** start Data to use **

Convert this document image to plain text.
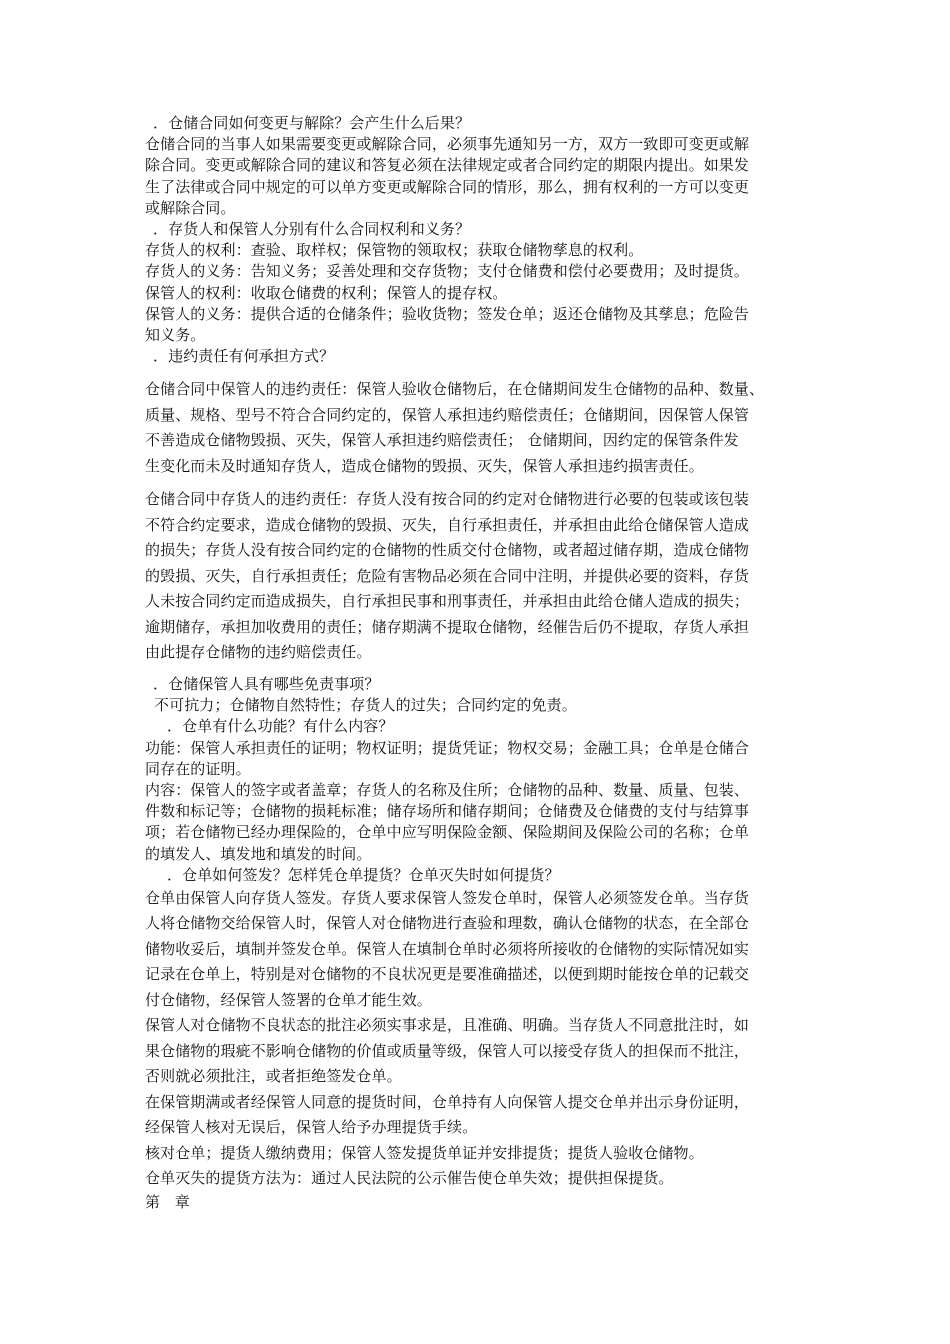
．仓储合同如何变更与解除？会产生什么后果？
仓储合同的当事人如果需要变更或解除合同，必须事先通知另一方，双方一致即可变更或解
除合同。变更或解除合同的建议和答复必须在法律规定或者合同约定的期限内提出。如果发
生了法律或合同中规定的可以单方变更或解除合同的情形，那么，拥有权利的一方可以变更
或解除合同。
．存货人和保管人分别有什么合同权利和义务？
存货人的权利：查验、取样权；保管物的领取权；获取仓储物孳息的权利。
存货人的义务：告知义务；妥善处理和交存货物；支付仓储费和偿付必要费用；及时提货。
保管人的权利：收取仓储费的权利；保管人的提存权。
保管人的义务：提供合适的仓储条件；验收货物；签发仓单；返还仓储物及其孳息；危险告
知义务。
．违约责任有何承担方式？
仓储合同中保管人的违约责任：保管人验收仓储物后，在仓储期间发生仓储物的品种、数量、
质量、规格、型号不符合合同约定的，保管人承担违约赔偿责任；仓储期间，因保管人保管
不善造成仓储物毁损、灭失，保管人承担违约赔偿责任； 仓储期间，因约定的保管条件发
生变化而未及时通知存货人，造成仓储物的毁损、灭失，保管人承担违约损害责任。
仓储合同中存货人的违约责任：存货人没有按合同的约定对仓储物进行必要的包装或该包装
不符合约定要求，造成仓储物的毁损、灭失，自行承担责任，并承担由此给仓储保管人造成
的损失；存货人没有按合同约定的仓储物的性质交付仓储物，或者超过储存期，造成仓储物
的毁损、灭失，自行承担责任；危险有害物品必须在合同中注明，并提供必要的资料，存货
人未按合同约定而造成损失，自行承担民事和刑事责任，并承担由此给仓储人造成的损失；
逾期储存，承担加收费用的责任；储存期满不提取仓储物，经催告后仍不提取，存货人承担
由此提存仓储物的违约赔偿责任。
．仓储保管人具有哪些免责事项？
不可抗力；仓储物自然特性；存货人的过失；合同约定的免责。
．仓单有什么功能？有什么内容？
功能：保管人承担责任的证明；物权证明；提货凭证；物权交易；金融工具；仓单是仓储合
同存在的证明。
内容：保管人的签字或者盖章；存货人的名称及住所；仓储物的品种、数量、质量、包装、
件数和标记等；仓储物的损耗标准；储存场所和储存期间；仓储费及仓储费的支付与结算事
项；若仓储物已经办理保险的，仓单中应写明保险金额、保险期间及保险公司的名称；仓单
的填发人、填发地和填发的时间。
．仓单如何签发？怎样凭仓单提货？仓单灭失时如何提货？
仓单由保管人向存货人签发。存货人要求保管人签发仓单时，保管人必须签发仓单。当存货
人将仓储物交给保管人时，保管人对仓储物进行查验和理数，确认仓储物的状态，在全部仓
储物收妥后，填制并签发仓单。保管人在填制仓单时必须将所接收的仓储物的实际情况如实
记录在仓单上，特别是对仓储物的不良状况更是要准确描述，以便到期时能按仓单的记载交
付仓储物，经保管人签署的仓单才能生效。
保管人对仓储物不良状态的批注必须实事求是，且准确、明确。当存货人不同意批注时，如
果仓储物的瑕疵不影响仓储物的价值或质量等级，保管人可以接受存货人的担保而不批注，
否则就必须批注，或者拒绝签发仓单。
在保管期满或者经保管人同意的提货时间，仓单持有人向保管人提交仓单并出示身份证明，
经保管人核对无误后，保管人给予办理提货手续。
核对仓单；提货人缴纳费用；保管人签发提货单证并安排提货；提货人验收仓储物。
仓单灭失的提货方法为：通过人民法院的公示催告使仓单失效；提供担保提货。
第   章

** end Data to use **

> [Problem details] From the listing above, collect every line that mentions the word "造成仓储物的毁损".

> [Correct result]
生变化而未及时通知存货人，造成仓储物的毁损、灭失，保管人承担违约损害责任。
不符合约定要求，造成仓储物的毁损、灭失，自行承担责任，并承担由此给仓储保管人造成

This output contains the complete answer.